◆ What you should do: State how many lines hold the word "DATE", with no other words.

◆ Listed entries:
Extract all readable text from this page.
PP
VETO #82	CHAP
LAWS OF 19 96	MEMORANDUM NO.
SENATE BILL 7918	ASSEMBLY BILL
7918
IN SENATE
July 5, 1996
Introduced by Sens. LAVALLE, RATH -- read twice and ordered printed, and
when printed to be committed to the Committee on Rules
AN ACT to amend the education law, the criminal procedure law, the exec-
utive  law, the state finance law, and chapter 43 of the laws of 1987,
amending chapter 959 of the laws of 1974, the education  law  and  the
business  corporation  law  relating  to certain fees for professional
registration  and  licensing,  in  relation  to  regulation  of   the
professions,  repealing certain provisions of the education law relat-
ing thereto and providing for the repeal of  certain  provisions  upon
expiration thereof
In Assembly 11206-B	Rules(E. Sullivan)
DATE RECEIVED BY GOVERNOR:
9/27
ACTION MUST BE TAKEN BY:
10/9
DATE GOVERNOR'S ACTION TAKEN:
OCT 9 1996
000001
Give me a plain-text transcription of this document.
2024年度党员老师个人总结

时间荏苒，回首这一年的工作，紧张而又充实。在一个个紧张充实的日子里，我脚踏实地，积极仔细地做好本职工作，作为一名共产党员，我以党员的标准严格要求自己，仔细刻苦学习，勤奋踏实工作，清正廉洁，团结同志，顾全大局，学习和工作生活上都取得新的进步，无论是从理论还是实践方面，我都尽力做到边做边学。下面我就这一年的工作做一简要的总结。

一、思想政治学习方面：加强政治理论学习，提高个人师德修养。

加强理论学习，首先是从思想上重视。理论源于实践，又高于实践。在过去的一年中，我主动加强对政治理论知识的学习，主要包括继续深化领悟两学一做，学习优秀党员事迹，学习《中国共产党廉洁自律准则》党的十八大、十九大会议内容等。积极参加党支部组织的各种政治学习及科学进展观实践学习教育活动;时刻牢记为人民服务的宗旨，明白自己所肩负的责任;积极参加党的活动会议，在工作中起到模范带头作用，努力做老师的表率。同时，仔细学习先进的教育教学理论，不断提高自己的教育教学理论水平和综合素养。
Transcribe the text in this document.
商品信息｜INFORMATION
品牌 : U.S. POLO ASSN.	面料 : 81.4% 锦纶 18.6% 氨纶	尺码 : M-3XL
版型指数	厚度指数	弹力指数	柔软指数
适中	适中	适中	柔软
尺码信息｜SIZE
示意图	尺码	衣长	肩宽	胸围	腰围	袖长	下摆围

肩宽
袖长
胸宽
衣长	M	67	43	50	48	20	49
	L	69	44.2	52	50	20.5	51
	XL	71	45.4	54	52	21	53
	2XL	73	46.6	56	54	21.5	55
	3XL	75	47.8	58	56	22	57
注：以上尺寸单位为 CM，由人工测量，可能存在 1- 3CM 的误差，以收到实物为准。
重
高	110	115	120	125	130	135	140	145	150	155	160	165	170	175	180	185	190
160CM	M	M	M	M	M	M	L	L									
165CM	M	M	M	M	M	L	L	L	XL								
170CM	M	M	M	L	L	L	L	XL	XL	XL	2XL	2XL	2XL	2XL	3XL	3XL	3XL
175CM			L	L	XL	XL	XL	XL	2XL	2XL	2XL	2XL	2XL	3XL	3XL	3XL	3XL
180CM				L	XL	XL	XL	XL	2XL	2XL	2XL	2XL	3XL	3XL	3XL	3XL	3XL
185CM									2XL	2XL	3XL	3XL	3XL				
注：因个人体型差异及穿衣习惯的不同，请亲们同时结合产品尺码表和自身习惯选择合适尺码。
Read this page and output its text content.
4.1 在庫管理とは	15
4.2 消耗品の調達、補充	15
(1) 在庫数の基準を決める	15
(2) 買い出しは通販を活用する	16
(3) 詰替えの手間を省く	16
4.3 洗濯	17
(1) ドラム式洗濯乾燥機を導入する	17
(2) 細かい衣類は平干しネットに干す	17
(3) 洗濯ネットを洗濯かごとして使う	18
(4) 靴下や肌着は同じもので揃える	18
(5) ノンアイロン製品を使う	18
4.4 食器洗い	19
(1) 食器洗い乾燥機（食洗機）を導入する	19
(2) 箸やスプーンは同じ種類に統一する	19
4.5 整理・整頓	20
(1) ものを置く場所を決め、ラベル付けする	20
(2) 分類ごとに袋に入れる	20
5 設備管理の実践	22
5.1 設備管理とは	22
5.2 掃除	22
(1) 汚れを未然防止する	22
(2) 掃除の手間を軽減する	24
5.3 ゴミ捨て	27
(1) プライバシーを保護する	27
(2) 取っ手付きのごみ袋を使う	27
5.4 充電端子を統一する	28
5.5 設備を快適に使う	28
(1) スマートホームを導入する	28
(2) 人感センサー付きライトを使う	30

◆ The solution: 2